• Problem details: Restate the entire listing word for word.

• Records from a data collection:
──────────────────────────────

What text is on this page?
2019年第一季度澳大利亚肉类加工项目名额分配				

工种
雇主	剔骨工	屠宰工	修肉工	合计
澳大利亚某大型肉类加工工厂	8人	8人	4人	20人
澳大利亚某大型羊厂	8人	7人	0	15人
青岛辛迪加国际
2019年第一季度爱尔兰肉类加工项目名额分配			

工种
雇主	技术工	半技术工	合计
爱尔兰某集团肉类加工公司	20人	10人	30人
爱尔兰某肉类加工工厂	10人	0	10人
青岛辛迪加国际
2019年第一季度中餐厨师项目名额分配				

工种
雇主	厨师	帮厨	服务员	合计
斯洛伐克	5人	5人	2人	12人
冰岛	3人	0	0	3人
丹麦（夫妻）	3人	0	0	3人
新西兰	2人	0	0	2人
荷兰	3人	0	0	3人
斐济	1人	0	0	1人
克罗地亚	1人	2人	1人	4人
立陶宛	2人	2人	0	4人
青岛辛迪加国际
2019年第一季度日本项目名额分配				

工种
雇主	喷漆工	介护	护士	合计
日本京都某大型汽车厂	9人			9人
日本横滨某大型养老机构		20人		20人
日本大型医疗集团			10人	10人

──────────────────────────────

• Solution for this problem:
What text is on this page?
2019年第一季度澳大利亚肉类加工项目名额分配				

工种
雇主	剔骨工	屠宰工	修肉工	合计
澳大利亚某大型肉类加工工厂	8人	8人	4人	20人
澳大利亚某大型羊厂	8人	7人	0	15人
青岛辛迪加国际
2019年第一季度爱尔兰肉类加工项目名额分配			

工种
雇主	技术工	半技术工	合计
爱尔兰某集团肉类加工公司	20人	10人	30人
爱尔兰某肉类加工工厂	10人	0	10人
青岛辛迪加国际
2019年第一季度中餐厨师项目名额分配				

工种
雇主	厨师	帮厨	服务员	合计
斯洛伐克	5人	5人	2人	12人
冰岛	3人	0	0	3人
丹麦（夫妻）	3人	0	0	3人
新西兰	2人	0	0	2人
荷兰	3人	0	0	3人
斐济	1人	0	0	1人
克罗地亚	1人	2人	1人	4人
立陶宛	2人	2人	0	4人
青岛辛迪加国际
2019年第一季度日本项目名额分配				

工种
雇主	喷漆工	介护	护士	合计
日本京都某大型汽车厂	9人			9人
日本横滨某大型养老机构		20人		20人
日本大型医疗集团			10人	10人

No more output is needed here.